To be done: Restate the data exactly as given and keep the pictures out.

Task input:
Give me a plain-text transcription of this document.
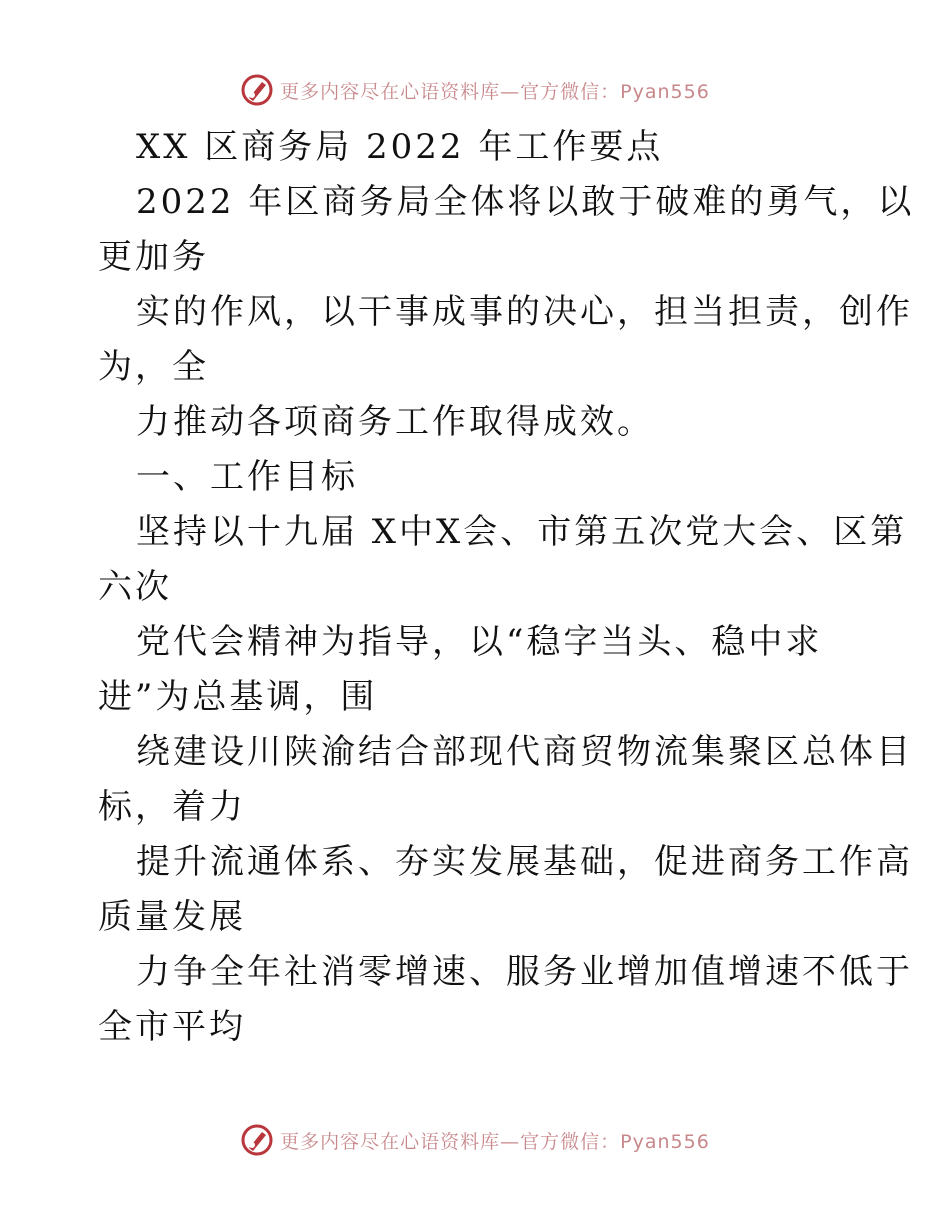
更多内容尽在心语资料库—官方微信：Pyan556
XX 区商务局 2022 年工作要点
2022 年区商务局全体将以敢于破难的勇气，以
更加务
实的作风，以干事成事的决心，担当担责，创作
为，全
力推动各项商务工作取得成效。
一、工作目标
坚持以十九届 X中X会、市第五次党大会、区第
六次
党代会精神为指导，以“稳字当头、稳中求
进”为总基调，围
绕建设川陕渝结合部现代商贸物流集聚区总体目
标，着力
提升流通体系、夯实发展基础，促进商务工作高
质量发展
力争全年社消零增速、服务业增加值增速不低于
全市平均
更多内容尽在心语资料库—官方微信：Pyan556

Exercise solution:
Give me a plain-text transcription of this document.
更多内容尽在心语资料库—官方微信：Pyan556
XX 区商务局 2022 年工作要点
2022 年区商务局全体将以敢于破难的勇气，以
更加务
实的作风，以干事成事的决心，担当担责，创作
为，全
力推动各项商务工作取得成效。
一、工作目标
坚持以十九届 X中X会、市第五次党大会、区第
六次
党代会精神为指导，以“稳字当头、稳中求
进”为总基调，围
绕建设川陕渝结合部现代商贸物流集聚区总体目
标，着力
提升流通体系、夯实发展基础，促进商务工作高
质量发展
力争全年社消零增速、服务业增加值增速不低于
全市平均
更多内容尽在心语资料库—官方微信：Pyan556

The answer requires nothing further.